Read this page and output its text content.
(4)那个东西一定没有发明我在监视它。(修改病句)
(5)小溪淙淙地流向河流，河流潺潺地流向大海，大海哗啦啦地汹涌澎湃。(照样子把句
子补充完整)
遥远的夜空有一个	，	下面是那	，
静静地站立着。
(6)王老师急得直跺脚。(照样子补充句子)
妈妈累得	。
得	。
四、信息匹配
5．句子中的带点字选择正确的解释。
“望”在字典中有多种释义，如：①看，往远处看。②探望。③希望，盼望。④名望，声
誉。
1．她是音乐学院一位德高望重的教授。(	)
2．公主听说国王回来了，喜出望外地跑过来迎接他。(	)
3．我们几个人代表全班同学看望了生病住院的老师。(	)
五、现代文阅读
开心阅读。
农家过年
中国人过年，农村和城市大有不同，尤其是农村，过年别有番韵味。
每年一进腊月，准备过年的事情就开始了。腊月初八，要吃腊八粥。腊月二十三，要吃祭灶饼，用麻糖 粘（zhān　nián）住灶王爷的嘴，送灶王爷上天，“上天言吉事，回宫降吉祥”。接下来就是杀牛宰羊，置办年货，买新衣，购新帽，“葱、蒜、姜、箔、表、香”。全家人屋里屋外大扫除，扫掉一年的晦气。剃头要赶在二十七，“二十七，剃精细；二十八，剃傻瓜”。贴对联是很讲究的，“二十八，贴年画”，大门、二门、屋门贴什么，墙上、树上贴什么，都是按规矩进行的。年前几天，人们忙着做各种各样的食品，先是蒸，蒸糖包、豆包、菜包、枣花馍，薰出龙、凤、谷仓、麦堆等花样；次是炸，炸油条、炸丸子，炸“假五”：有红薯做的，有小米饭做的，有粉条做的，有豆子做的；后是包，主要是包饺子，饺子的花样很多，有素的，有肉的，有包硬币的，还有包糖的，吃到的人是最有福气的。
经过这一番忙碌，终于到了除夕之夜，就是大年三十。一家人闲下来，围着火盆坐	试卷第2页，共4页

### WHAT TO WORK ON
Copy the data above in full, character for character.

### OUTPUT FOR THIS TASK
Read this page and output its text content.
(4)那个东西一定没有发明我在监视它。(修改病句)
(5)小溪淙淙地流向河流，河流潺潺地流向大海，大海哗啦啦地汹涌澎湃。(照样子把句
子补充完整)
遥远的夜空有一个	，	下面是那	，
静静地站立着。
(6)王老师急得直跺脚。(照样子补充句子)
妈妈累得	。
得	。
四、信息匹配
5．句子中的带点字选择正确的解释。
“望”在字典中有多种释义，如：①看，往远处看。②探望。③希望，盼望。④名望，声
誉。
1．她是音乐学院一位德高望重的教授。(	)
2．公主听说国王回来了，喜出望外地跑过来迎接他。(	)
3．我们几个人代表全班同学看望了生病住院的老师。(	)
五、现代文阅读
开心阅读。
农家过年
中国人过年，农村和城市大有不同，尤其是农村，过年别有番韵味。
每年一进腊月，准备过年的事情就开始了。腊月初八，要吃腊八粥。腊月二十三，要吃祭灶饼，用麻糖 粘（zhān　nián）住灶王爷的嘴，送灶王爷上天，“上天言吉事，回宫降吉祥”。接下来就是杀牛宰羊，置办年货，买新衣，购新帽，“葱、蒜、姜、箔、表、香”。全家人屋里屋外大扫除，扫掉一年的晦气。剃头要赶在二十七，“二十七，剃精细；二十八，剃傻瓜”。贴对联是很讲究的，“二十八，贴年画”，大门、二门、屋门贴什么，墙上、树上贴什么，都是按规矩进行的。年前几天，人们忙着做各种各样的食品，先是蒸，蒸糖包、豆包、菜包、枣花馍，薰出龙、凤、谷仓、麦堆等花样；次是炸，炸油条、炸丸子，炸“假五”：有红薯做的，有小米饭做的，有粉条做的，有豆子做的；后是包，主要是包饺子，饺子的花样很多，有素的，有肉的，有包硬币的，还有包糖的，吃到的人是最有福气的。
经过这一番忙碌，终于到了除夕之夜，就是大年三十。一家人闲下来，围着火盆坐	试卷第2页，共4页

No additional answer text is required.